> [Goal] Copy the rows from the very first one through the line that contains "cell-B: 204.00 [236,170,346,190]", including both ends.

Records provided start

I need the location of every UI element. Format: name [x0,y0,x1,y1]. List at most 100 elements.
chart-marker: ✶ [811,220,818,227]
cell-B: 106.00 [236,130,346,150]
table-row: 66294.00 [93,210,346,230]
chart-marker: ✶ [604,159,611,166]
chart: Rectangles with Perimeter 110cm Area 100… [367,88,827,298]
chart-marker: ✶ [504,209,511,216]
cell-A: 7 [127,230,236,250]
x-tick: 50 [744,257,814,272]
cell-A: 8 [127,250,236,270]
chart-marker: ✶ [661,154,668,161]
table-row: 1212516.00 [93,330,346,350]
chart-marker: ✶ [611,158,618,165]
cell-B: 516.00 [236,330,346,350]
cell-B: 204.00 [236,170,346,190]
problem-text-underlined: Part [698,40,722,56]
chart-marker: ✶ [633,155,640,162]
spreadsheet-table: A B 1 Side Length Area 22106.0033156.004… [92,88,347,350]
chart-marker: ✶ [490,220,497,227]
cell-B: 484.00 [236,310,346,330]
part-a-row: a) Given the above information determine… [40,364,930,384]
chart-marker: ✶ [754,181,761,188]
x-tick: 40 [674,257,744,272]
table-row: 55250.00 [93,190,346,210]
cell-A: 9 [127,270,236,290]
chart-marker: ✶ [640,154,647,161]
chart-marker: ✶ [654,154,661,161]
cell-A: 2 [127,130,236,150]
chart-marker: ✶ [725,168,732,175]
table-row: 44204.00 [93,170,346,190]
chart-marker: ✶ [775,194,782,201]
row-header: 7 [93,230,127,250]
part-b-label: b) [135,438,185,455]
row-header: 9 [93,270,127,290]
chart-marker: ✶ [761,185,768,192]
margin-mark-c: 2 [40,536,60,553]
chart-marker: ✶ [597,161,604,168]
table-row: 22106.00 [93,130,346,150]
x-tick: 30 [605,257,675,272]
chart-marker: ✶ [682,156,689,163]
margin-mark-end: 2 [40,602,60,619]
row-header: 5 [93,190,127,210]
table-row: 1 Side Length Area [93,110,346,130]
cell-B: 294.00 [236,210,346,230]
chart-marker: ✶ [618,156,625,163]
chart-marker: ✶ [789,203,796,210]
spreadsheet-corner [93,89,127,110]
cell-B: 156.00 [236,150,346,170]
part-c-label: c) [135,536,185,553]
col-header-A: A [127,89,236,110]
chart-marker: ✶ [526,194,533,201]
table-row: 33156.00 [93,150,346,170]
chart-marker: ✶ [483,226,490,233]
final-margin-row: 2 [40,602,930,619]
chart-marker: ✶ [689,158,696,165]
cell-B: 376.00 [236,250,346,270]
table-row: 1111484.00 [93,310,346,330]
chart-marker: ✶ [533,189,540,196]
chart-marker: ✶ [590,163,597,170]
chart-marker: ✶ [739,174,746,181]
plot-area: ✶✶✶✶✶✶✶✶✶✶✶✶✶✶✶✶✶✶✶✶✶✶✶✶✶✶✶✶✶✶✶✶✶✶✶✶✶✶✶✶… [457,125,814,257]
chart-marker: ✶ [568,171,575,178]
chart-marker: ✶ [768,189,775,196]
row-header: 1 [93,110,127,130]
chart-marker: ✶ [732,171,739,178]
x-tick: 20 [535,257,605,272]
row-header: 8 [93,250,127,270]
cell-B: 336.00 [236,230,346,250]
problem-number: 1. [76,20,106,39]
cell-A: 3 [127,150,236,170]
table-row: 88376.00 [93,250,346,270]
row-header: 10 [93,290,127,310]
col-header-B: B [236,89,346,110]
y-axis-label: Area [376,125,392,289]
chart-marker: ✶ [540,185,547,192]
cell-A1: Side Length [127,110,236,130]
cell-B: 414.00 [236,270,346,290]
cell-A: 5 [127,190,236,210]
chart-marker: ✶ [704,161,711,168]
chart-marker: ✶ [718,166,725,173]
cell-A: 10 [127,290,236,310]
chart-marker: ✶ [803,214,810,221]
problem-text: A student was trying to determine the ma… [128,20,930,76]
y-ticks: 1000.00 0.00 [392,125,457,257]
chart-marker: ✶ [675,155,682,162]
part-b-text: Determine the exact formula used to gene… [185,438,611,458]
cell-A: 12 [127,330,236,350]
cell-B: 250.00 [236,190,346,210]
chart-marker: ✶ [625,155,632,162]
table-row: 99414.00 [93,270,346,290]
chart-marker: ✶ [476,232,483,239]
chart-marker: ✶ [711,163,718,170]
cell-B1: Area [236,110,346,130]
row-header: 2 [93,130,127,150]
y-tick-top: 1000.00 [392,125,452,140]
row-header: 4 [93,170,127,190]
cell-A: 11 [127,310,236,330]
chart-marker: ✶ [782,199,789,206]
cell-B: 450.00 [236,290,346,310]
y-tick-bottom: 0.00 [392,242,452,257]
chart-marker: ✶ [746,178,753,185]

Records provided end

> [Task output]
I need the location of every UI element. Format: name [x0,y0,x1,y1]. List at most 100 elements.
chart-marker: ✶ [811,220,818,227]
cell-B: 106.00 [236,130,346,150]
table-row: 66294.00 [93,210,346,230]
chart-marker: ✶ [604,159,611,166]
chart: Rectangles with Perimeter 110cm Area 100… [367,88,827,298]
chart-marker: ✶ [504,209,511,216]
cell-A: 7 [127,230,236,250]
x-tick: 50 [744,257,814,272]
cell-A: 8 [127,250,236,270]
chart-marker: ✶ [661,154,668,161]
table-row: 1212516.00 [93,330,346,350]
chart-marker: ✶ [611,158,618,165]
cell-B: 516.00 [236,330,346,350]
cell-B: 204.00 [236,170,346,190]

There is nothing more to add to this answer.